[Datensätze]
▼▼▼
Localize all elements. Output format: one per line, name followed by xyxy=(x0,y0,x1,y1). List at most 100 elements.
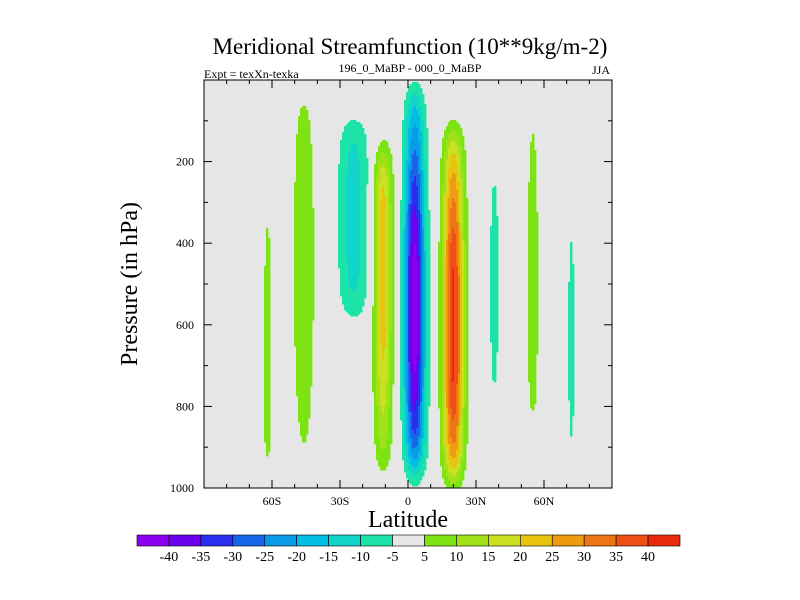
contour-cell xyxy=(374,400,377,403)
contour-cell xyxy=(404,190,407,193)
contour-cell xyxy=(450,268,453,271)
contour-cell xyxy=(342,300,365,303)
contour-cell xyxy=(448,232,451,235)
contour-cell xyxy=(420,316,423,319)
contour-cell xyxy=(406,242,409,245)
contour-cell xyxy=(448,346,451,349)
contour-cell xyxy=(460,362,463,365)
contour-cell xyxy=(386,204,389,207)
contour-cell xyxy=(426,254,431,257)
contour-cell xyxy=(422,156,425,159)
contour-cell xyxy=(464,232,469,235)
contour-cell xyxy=(458,226,461,229)
contour-cell xyxy=(380,174,387,177)
contour-cell xyxy=(448,122,459,125)
contour-cell xyxy=(378,308,381,311)
contour-cell xyxy=(422,304,425,307)
contour-cell xyxy=(264,286,271,289)
contour-cell xyxy=(402,244,405,247)
contour-cell xyxy=(442,358,445,361)
contour-cell xyxy=(438,356,443,359)
contour-cell xyxy=(410,190,413,193)
contour-cell xyxy=(420,160,423,163)
contour-cell xyxy=(460,386,463,389)
contour-cell xyxy=(374,422,379,425)
contour-cell xyxy=(466,380,469,383)
contour-cell xyxy=(404,110,409,113)
contour-cell xyxy=(528,310,539,313)
contour-cell xyxy=(400,370,403,373)
contour-cell xyxy=(422,264,425,267)
contour-cell xyxy=(528,184,537,187)
contour-cell xyxy=(388,190,391,193)
contour-cell xyxy=(490,230,499,233)
contour-cell xyxy=(294,310,315,313)
contour-cell xyxy=(462,296,465,299)
contour-cell xyxy=(264,292,271,295)
contour-cell xyxy=(294,186,313,189)
contour-cell xyxy=(380,330,387,333)
contour-cell xyxy=(418,114,423,117)
contour-cell xyxy=(420,118,423,121)
contour-cell xyxy=(376,160,379,163)
contour-cell xyxy=(406,142,409,145)
contour-cell xyxy=(408,324,411,327)
contour-cell xyxy=(412,352,419,355)
contour-cell xyxy=(424,130,429,133)
contour-cell xyxy=(426,336,431,339)
contour-cell xyxy=(374,266,377,269)
contour-cell xyxy=(446,246,449,249)
contour-cell xyxy=(380,342,387,345)
contour-cell xyxy=(424,312,427,315)
contour-cell xyxy=(422,150,425,153)
contour-cell xyxy=(426,200,429,203)
contour-cell xyxy=(458,414,461,417)
contour-cell xyxy=(406,204,409,207)
contour-cell xyxy=(404,192,407,195)
contour-cell xyxy=(296,176,313,179)
contour-cell xyxy=(444,412,447,415)
contour-cell xyxy=(444,388,447,391)
contour-cell xyxy=(446,294,449,297)
contour-cell xyxy=(418,164,421,167)
contour-cell xyxy=(450,340,453,343)
contour-cell xyxy=(400,334,403,337)
contour-cell xyxy=(424,134,429,137)
contour-cell xyxy=(404,356,407,359)
contour-cell xyxy=(426,282,431,285)
contour-cell xyxy=(442,242,445,245)
contour-cell xyxy=(296,362,313,365)
contour-cell xyxy=(412,232,419,235)
contour-cell xyxy=(448,294,451,297)
contour-cell xyxy=(426,260,431,263)
contour-cell xyxy=(294,272,315,275)
contour-cell xyxy=(406,258,409,261)
contour-cell xyxy=(420,308,423,311)
contour-cell xyxy=(444,348,447,351)
contour-cell xyxy=(416,400,421,403)
contour-cell xyxy=(448,198,453,201)
contour-cell xyxy=(464,402,467,405)
contour-cell xyxy=(466,392,469,395)
contour-cell xyxy=(412,198,419,201)
contour-cell xyxy=(450,376,453,379)
contour-cell xyxy=(456,182,461,185)
contour-cell xyxy=(386,282,389,285)
contour-cell xyxy=(380,254,387,257)
contour-cell xyxy=(446,186,449,189)
contour-cell xyxy=(490,228,499,231)
contour-cell xyxy=(296,350,313,353)
contour-cell xyxy=(372,314,377,317)
contour-cell xyxy=(458,240,461,243)
contour-cell xyxy=(442,248,445,251)
contour-cell xyxy=(408,88,423,91)
contour-cell xyxy=(462,218,465,221)
contour-cell xyxy=(392,264,395,267)
contour-cell xyxy=(404,116,407,119)
contour-cell xyxy=(380,382,387,385)
contour-cell xyxy=(408,310,411,313)
contour-cell xyxy=(264,410,271,413)
contour-cell xyxy=(420,406,423,409)
contour-cell xyxy=(418,230,421,233)
contour-cell xyxy=(400,260,403,263)
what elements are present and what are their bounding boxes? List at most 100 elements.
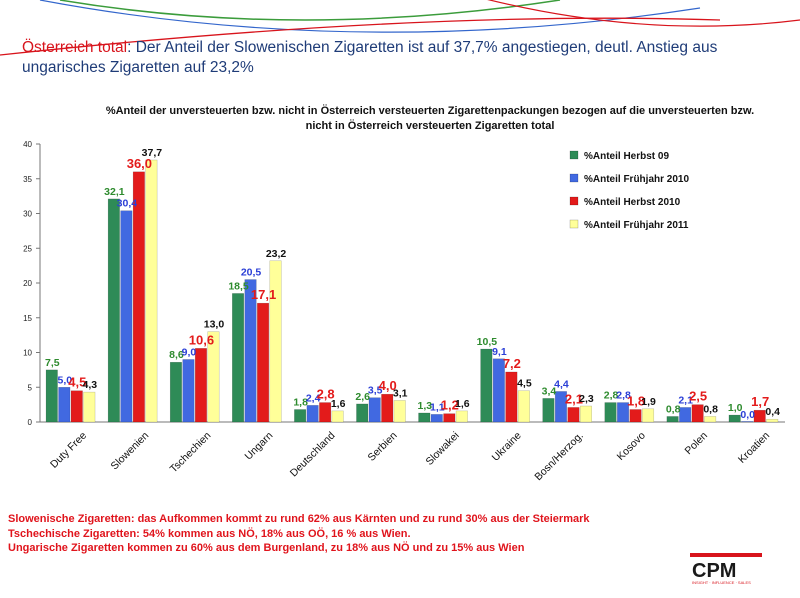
legend-swatch	[569, 173, 579, 183]
x-tick-label: Ukraine	[490, 430, 524, 464]
bar-8-0	[542, 398, 555, 423]
notes: Slowenische Zigaretten: das Aufkommen ko…	[8, 512, 590, 556]
data-label: 4,5	[68, 375, 86, 390]
data-label: 20,5	[241, 267, 262, 279]
bar-10-2	[691, 404, 704, 423]
bar-7-1	[492, 358, 505, 423]
bar-2-3	[207, 331, 220, 423]
bar-5-0	[356, 403, 369, 423]
bar-11-2	[753, 409, 766, 423]
bar-0-2	[70, 390, 83, 423]
bar-10-3	[704, 416, 717, 423]
bar-1-3	[145, 159, 158, 423]
headline: Österreich total: Der Anteil der Sloweni…	[22, 38, 762, 78]
y-tick-label: 40	[23, 140, 32, 149]
data-label: 8,6	[169, 349, 184, 361]
x-tick-label: Duty Free	[48, 430, 89, 471]
bar-2-2	[194, 348, 207, 423]
bar-7-3	[517, 390, 530, 423]
x-tick-label: Bosn/Herzog.	[532, 430, 585, 483]
bar-9-3	[642, 408, 655, 423]
bar-5-1	[368, 397, 381, 423]
y-tick-label: 30	[23, 210, 32, 219]
bar-6-2	[443, 413, 456, 423]
legend-swatch	[569, 219, 579, 229]
bar-5-3	[393, 400, 406, 423]
note-ungarn: Ungarische Zigaretten kommen zu 60% aus …	[8, 542, 525, 554]
bar-2-1	[182, 359, 195, 423]
chart-title: %Anteil der unversteuerten bzw. nicht in…	[105, 105, 755, 132]
x-tick-label: Kosovo	[615, 430, 648, 463]
logo-tagline: INSIGHT · INFLUENCE · SALES	[692, 580, 751, 585]
data-label: 1,6	[455, 398, 470, 410]
data-label: 2,1	[678, 394, 693, 406]
bar-1-1	[120, 210, 133, 423]
y-tick-label: 15	[23, 314, 32, 323]
data-label: 10,5	[477, 336, 498, 348]
bar-4-2	[319, 402, 332, 423]
legend-label: %Anteil Herbst 09	[584, 151, 669, 162]
legend-label: %Anteil Frühjahr 2011	[584, 220, 689, 231]
data-label: 3,4	[542, 385, 557, 397]
x-tick-label: Serbien	[365, 430, 399, 464]
bar-0-1	[58, 387, 71, 423]
bar-7-2	[505, 371, 518, 423]
note-tschechien: Tschechische Zigaretten: 54% kommen aus …	[8, 527, 411, 540]
bar-8-2	[567, 407, 580, 423]
data-label: 1,0	[728, 402, 743, 414]
data-label: 1,1	[430, 401, 445, 413]
decorative-swooshes	[0, 0, 800, 56]
bar-1-2	[132, 171, 145, 423]
data-label: 4,5	[517, 378, 532, 390]
data-label: 5,0	[57, 374, 72, 386]
data-label: 2,6	[355, 391, 370, 403]
data-label: 2,4	[306, 392, 321, 404]
x-tick-label: Deutschland	[288, 430, 338, 480]
bar-9-2	[629, 409, 642, 423]
y-tick-label: 20	[23, 279, 32, 288]
note-slowenien: Slowenische Zigaretten: das Aufkommen ko…	[8, 513, 590, 525]
data-label: 2,8	[317, 387, 335, 402]
data-label: 1,7	[751, 394, 769, 409]
x-tick-label: Slowenien	[108, 430, 151, 473]
bar-8-3	[579, 405, 592, 423]
bar-0-0	[45, 369, 58, 423]
data-label: 32,1	[104, 186, 125, 198]
bar-10-1	[679, 407, 692, 423]
bar-4-1	[306, 405, 319, 423]
bar-3-1	[244, 279, 257, 423]
bar-6-1	[430, 414, 443, 423]
data-label: 2,3	[579, 393, 594, 405]
bar-9-0	[604, 402, 617, 423]
data-label: 23,2	[266, 248, 287, 260]
y-tick-label: 0	[28, 418, 33, 427]
bar-4-3	[331, 410, 344, 423]
bar-1-0	[107, 198, 120, 423]
data-label: 36,0	[127, 156, 152, 171]
data-label: 4,0	[379, 378, 397, 393]
data-label: 2,8	[604, 390, 619, 402]
y-tick-label: 5	[28, 383, 33, 392]
data-label: 0,4	[765, 406, 780, 418]
bar-10-0	[666, 416, 679, 423]
y-tick-label: 10	[23, 349, 32, 358]
legend-swatch	[569, 150, 579, 160]
bar-7-0	[480, 348, 493, 423]
bar-11-1	[741, 421, 754, 423]
x-tick-label: Polen	[683, 430, 711, 458]
data-label: 0,8	[666, 403, 681, 415]
bar-3-0	[232, 293, 245, 423]
data-label: 17,1	[251, 287, 276, 302]
data-label: 4,3	[82, 379, 97, 391]
x-tick-label: Ungarn	[243, 430, 276, 463]
legend-label: %Anteil Frühjahr 2010	[584, 174, 689, 185]
data-label: 2,8	[616, 390, 631, 402]
data-label: 1,8	[293, 396, 308, 408]
data-label: 10,6	[189, 332, 214, 347]
bar-3-3	[269, 260, 282, 423]
data-label: 1,2	[441, 398, 459, 413]
bar-3-2	[257, 302, 270, 423]
cpm-logo: CPM INSIGHT · INFLUENCE · SALES	[690, 553, 762, 585]
x-tick-label: Kroatien	[736, 430, 772, 466]
legend-label: %Anteil Herbst 2010	[584, 197, 681, 208]
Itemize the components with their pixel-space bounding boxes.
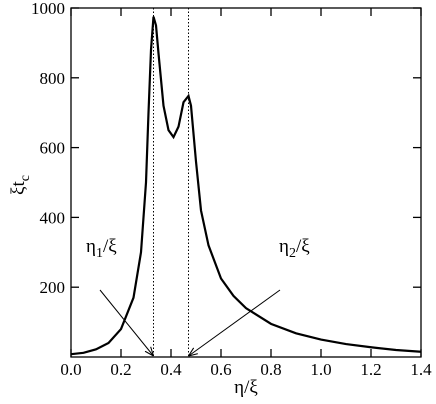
annotation-sub: 2 [289, 246, 296, 261]
annotation-arrow [189, 289, 281, 356]
x-tick-label: 1.4 [410, 360, 432, 379]
plot-frame [70, 7, 422, 358]
data-line [70, 16, 422, 356]
x-tick-label: 0.6 [210, 360, 231, 379]
annotation-sub: 1 [96, 246, 103, 261]
y-axis-label: ξtc [8, 175, 33, 195]
y-tick-label: 600 [40, 139, 66, 158]
annotation-rest: /ξ [296, 236, 310, 257]
annotation: η2/ξ [279, 236, 310, 261]
x-tick-label: 1.0 [310, 360, 331, 379]
annotation: η1/ξ [86, 236, 117, 261]
x-tick-label: 0.4 [160, 360, 182, 379]
annotation-base: η [86, 236, 96, 257]
x-tick-label: 0.2 [110, 360, 131, 379]
y-tick-label: 800 [40, 69, 66, 88]
annotation-rest: /ξ [103, 236, 117, 257]
annotation-base: η [279, 236, 289, 257]
x-tick-label: 0.8 [260, 360, 281, 379]
y-tick-label: 1000 [31, 0, 65, 18]
x-tick-label: 0.0 [60, 360, 81, 379]
y-tick-label: 200 [40, 278, 66, 297]
x-tick-label: 1.2 [360, 360, 381, 379]
x-axis-label: η/ξ [234, 377, 258, 398]
y-tick-label: 400 [40, 208, 66, 227]
annotation-arrow [99, 289, 154, 356]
▲▲▲
[Aufgabenstellung]
Entnehmen Sie den Datensätzen oben alles von der Zeile mit „173, 579, 183]“ bis hinunter zur Zeile mit „headline: Österreich total: Der“, beide Zeilen eingeschlossen, und geben Sie es unverändert wieder.

[Lösung]
legend-swatch	[569, 173, 579, 183]
x-tick-label: Ukraine	[490, 430, 524, 464]
bar-8-0	[542, 398, 555, 423]
notes: Slowenische Zigaretten: das Aufkommen ko…	[8, 512, 590, 556]
data-label: 4,5	[68, 375, 86, 390]
data-label: 20,5	[241, 267, 262, 279]
bar-10-2	[691, 404, 704, 423]
bar-7-1	[492, 358, 505, 423]
bar-2-3	[207, 331, 220, 423]
bar-5-0	[356, 403, 369, 423]
bar-11-2	[753, 409, 766, 423]
bar-0-2	[70, 390, 83, 423]
bar-10-3	[704, 416, 717, 423]
bar-1-3	[145, 159, 158, 423]
headline: Österreich total: Der Anteil der Sloweni…	[22, 38, 762, 78]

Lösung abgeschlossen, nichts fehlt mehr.